Direction:
Using the records below, locate all lines containing "name" and return them.

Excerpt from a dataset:
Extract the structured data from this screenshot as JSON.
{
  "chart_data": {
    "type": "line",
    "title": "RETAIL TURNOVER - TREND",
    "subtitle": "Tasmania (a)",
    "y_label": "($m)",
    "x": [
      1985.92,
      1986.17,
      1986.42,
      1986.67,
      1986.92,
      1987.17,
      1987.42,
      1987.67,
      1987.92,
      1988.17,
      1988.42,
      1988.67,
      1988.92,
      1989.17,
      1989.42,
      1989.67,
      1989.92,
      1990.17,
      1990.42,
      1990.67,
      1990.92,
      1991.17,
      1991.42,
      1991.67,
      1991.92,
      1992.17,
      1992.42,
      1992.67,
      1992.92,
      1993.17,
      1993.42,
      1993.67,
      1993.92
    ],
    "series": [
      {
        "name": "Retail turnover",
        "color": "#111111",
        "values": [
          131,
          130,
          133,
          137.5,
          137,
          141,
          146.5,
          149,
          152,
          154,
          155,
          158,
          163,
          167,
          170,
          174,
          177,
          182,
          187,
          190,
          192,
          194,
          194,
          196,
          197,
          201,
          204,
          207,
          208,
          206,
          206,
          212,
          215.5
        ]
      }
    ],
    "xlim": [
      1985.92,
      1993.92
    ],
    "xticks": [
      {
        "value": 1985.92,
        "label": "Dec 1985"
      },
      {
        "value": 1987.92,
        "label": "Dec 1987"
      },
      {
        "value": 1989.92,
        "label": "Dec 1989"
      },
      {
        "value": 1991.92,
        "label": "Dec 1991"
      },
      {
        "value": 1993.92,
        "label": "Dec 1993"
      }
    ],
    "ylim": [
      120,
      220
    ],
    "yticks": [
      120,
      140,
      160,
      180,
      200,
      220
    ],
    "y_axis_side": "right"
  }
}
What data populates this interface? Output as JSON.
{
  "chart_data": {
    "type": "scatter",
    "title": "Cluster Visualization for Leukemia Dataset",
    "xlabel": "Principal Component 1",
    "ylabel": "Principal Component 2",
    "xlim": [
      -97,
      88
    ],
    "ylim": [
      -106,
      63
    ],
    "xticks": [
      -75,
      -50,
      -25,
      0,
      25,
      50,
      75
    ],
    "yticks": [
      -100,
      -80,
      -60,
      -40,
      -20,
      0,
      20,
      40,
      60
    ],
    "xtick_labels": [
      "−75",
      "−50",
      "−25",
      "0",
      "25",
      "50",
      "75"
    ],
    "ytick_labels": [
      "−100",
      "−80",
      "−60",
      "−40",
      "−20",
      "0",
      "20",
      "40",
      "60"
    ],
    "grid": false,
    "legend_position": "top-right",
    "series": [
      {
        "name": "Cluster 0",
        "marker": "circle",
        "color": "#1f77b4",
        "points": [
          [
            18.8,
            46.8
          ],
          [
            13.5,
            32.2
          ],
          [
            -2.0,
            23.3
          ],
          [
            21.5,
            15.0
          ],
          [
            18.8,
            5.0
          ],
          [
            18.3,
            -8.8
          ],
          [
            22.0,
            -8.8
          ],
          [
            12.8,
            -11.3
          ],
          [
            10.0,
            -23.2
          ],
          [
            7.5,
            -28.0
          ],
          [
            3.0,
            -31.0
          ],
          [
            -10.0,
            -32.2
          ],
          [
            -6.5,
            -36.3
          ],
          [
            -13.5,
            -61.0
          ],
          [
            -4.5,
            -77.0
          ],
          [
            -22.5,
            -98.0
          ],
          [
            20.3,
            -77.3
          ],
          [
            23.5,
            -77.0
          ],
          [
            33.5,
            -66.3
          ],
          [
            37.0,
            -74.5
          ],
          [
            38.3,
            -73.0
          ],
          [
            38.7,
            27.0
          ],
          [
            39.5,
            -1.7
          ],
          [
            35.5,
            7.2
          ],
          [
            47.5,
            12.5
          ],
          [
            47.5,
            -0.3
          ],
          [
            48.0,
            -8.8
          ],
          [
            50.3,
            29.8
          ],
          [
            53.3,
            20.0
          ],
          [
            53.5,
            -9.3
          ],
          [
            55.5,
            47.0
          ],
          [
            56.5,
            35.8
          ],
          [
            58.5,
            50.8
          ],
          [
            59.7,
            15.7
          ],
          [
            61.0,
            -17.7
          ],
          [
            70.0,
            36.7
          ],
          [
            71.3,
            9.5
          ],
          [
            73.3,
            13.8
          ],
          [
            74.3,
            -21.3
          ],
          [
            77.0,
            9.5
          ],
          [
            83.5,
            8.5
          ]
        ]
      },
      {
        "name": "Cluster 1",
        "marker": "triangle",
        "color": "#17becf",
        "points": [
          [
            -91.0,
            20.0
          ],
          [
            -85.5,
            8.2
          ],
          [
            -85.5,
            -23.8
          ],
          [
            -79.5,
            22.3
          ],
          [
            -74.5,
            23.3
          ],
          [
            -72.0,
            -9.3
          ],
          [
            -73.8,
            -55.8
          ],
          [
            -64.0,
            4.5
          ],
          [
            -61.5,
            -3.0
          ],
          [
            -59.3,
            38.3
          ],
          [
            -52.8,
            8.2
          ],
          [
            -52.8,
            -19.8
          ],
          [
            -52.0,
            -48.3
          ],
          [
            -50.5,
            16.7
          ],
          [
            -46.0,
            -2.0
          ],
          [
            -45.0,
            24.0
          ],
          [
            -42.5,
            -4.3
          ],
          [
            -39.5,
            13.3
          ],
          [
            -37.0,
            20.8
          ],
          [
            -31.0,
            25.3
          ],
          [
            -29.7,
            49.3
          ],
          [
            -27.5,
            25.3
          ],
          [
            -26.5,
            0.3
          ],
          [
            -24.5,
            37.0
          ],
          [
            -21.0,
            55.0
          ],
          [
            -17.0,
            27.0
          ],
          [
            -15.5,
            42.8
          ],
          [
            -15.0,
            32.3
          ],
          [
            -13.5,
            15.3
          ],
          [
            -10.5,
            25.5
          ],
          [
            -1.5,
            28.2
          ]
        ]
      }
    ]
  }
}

Complete response:
        "name": "Retail turnover",
        "name": "Cluster 0",
        "name": "Cluster 1",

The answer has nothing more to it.